— Prompt —
Only the number is wanted: how many lines of these entries contain the word "name"?

Extracted data entries:
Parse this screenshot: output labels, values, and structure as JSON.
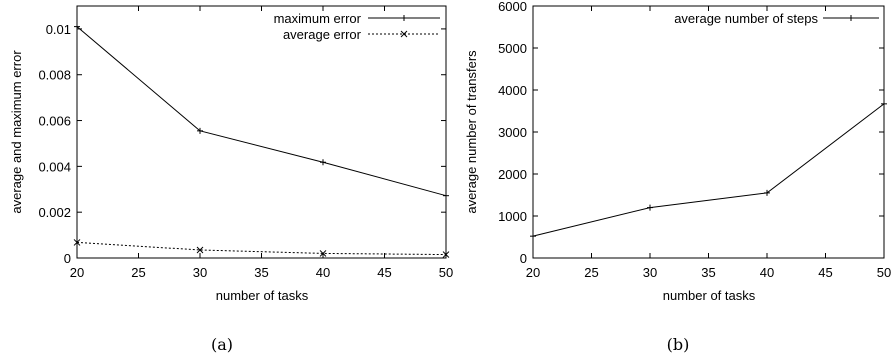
{
  "chart_data": [
    {
      "type": "line",
      "caption": "(a)",
      "xlabel": "number of tasks",
      "ylabel": "average and maximum error",
      "xlim": [
        20,
        50
      ],
      "ylim": [
        0,
        0.011
      ],
      "xticks": [
        20,
        25,
        30,
        35,
        40,
        45,
        50
      ],
      "yticks": [
        0,
        0.002,
        0.004,
        0.006,
        0.008,
        0.01
      ],
      "ytick_labels": [
        "0",
        "0.002",
        "0.004",
        "0.006",
        "0.008",
        "0.01"
      ],
      "legend_position": "top-right",
      "x": [
        20,
        30,
        40,
        50
      ],
      "series": [
        {
          "name": "maximum error",
          "values": [
            0.0101,
            0.00555,
            0.00418,
            0.00272
          ],
          "style": "solid",
          "marker": "plus"
        },
        {
          "name": "average error",
          "values": [
            0.00068,
            0.00035,
            0.0002,
            0.00015
          ],
          "style": "dotted",
          "marker": "cross"
        }
      ]
    },
    {
      "type": "line",
      "caption": "(b)",
      "xlabel": "number of tasks",
      "ylabel": "average number of transfers",
      "xlim": [
        20,
        50
      ],
      "ylim": [
        0,
        6000
      ],
      "xticks": [
        20,
        25,
        30,
        35,
        40,
        45,
        50
      ],
      "yticks": [
        0,
        1000,
        2000,
        3000,
        4000,
        5000,
        6000
      ],
      "ytick_labels": [
        "0",
        "1000",
        "2000",
        "3000",
        "4000",
        "5000",
        "6000"
      ],
      "legend_position": "top-right",
      "x": [
        20,
        30,
        40,
        50
      ],
      "series": [
        {
          "name": "average number of steps",
          "values": [
            520,
            1200,
            1550,
            3670
          ],
          "style": "solid",
          "marker": "plus"
        }
      ]
    }
  ]
}
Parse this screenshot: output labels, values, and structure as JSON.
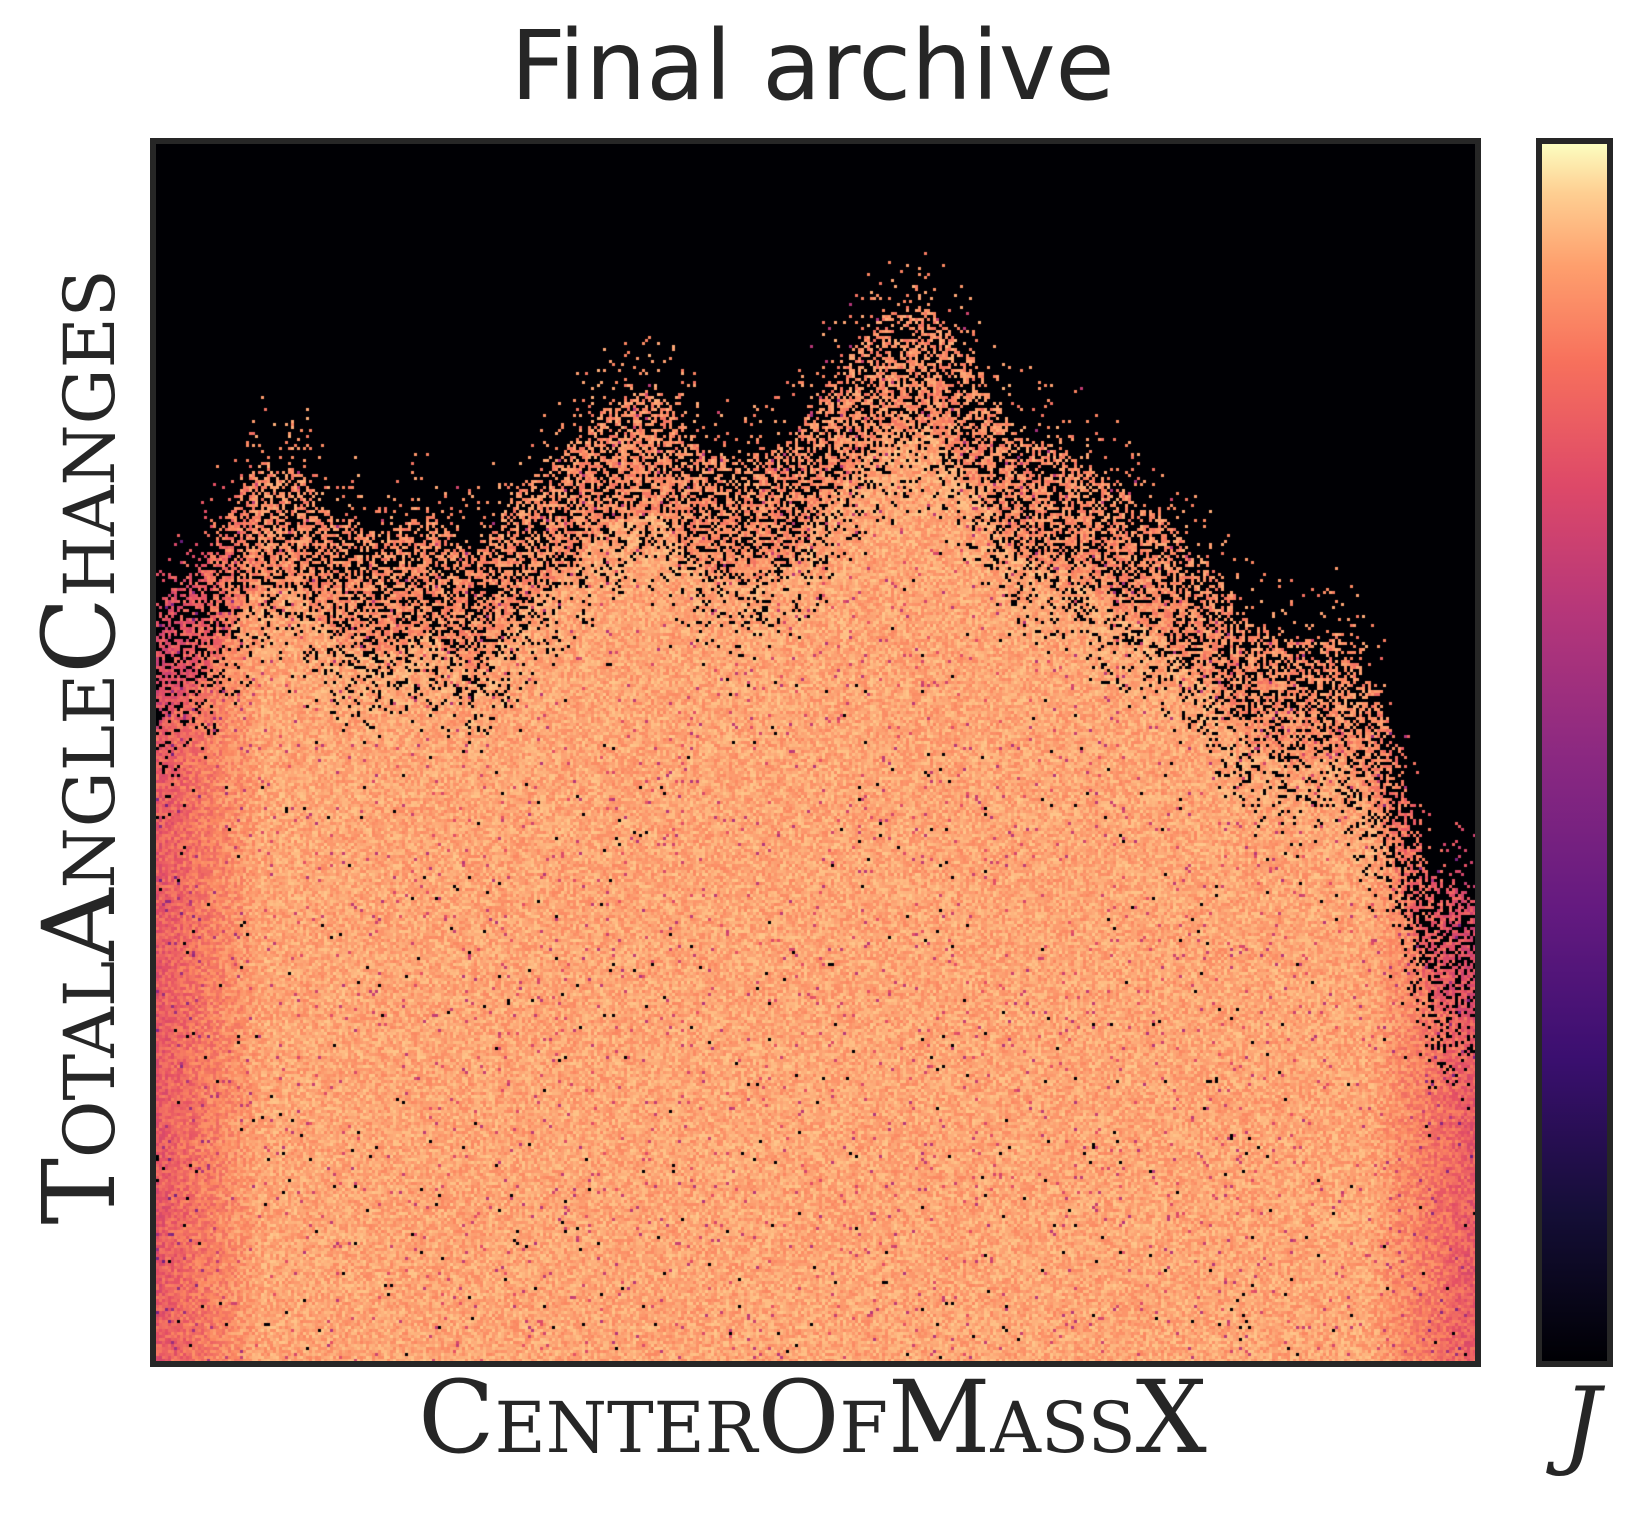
{
  "chart_data": {
    "type": "heatmap",
    "title": "Final archive",
    "xlabel": "CenterOfMassX",
    "ylabel": "TotalAngleChanges",
    "colorbar_label": "J",
    "colormap": "magma",
    "grid": false,
    "legend": "none",
    "ticks": "none",
    "empty_cell_color": "#000004",
    "filled_region": {
      "description_of_values": "archive occupancy fraction of height per column (0 = bottom, 1 = top), sampled left to right",
      "column_fill_height": [
        0.62,
        0.66,
        0.73,
        0.74,
        0.69,
        0.68,
        0.7,
        0.66,
        0.72,
        0.75,
        0.79,
        0.8,
        0.75,
        0.74,
        0.76,
        0.82,
        0.86,
        0.87,
        0.82,
        0.76,
        0.75,
        0.72,
        0.7,
        0.66,
        0.61,
        0.59,
        0.6,
        0.54,
        0.4,
        0.38
      ],
      "mean_value_high": 0.82,
      "mean_value_edges": 0.65
    }
  }
}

— Expected answer —
3